TASK DIRECTIONS:
Select from the data all lines with the word "места".

SUPPLIED DATA:
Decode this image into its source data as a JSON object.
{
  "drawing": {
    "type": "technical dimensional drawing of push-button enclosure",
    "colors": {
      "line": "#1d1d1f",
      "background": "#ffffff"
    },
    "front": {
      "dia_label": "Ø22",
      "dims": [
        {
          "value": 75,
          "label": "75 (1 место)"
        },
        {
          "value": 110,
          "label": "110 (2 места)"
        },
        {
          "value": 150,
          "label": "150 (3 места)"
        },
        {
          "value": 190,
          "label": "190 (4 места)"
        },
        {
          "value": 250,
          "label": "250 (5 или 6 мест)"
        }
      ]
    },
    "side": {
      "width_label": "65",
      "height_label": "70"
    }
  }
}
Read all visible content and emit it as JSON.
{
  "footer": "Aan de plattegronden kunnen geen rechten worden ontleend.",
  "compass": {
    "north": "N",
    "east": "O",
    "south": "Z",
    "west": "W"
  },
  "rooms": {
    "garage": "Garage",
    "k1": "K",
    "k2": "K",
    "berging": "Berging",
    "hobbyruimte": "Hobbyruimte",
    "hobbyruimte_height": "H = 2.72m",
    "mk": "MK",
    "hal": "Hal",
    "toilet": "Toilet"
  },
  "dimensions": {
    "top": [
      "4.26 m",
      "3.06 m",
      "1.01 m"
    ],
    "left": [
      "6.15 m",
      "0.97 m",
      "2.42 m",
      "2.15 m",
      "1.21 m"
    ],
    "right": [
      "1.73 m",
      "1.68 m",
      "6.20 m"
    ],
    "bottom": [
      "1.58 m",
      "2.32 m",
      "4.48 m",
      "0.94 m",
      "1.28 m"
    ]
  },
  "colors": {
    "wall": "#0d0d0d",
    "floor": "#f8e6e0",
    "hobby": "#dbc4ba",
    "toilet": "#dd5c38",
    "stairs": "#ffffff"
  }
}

RESULT:
          "label": "110 (2 места)"
          "label": "150 (3 места)"
          "label": "190 (4 места)"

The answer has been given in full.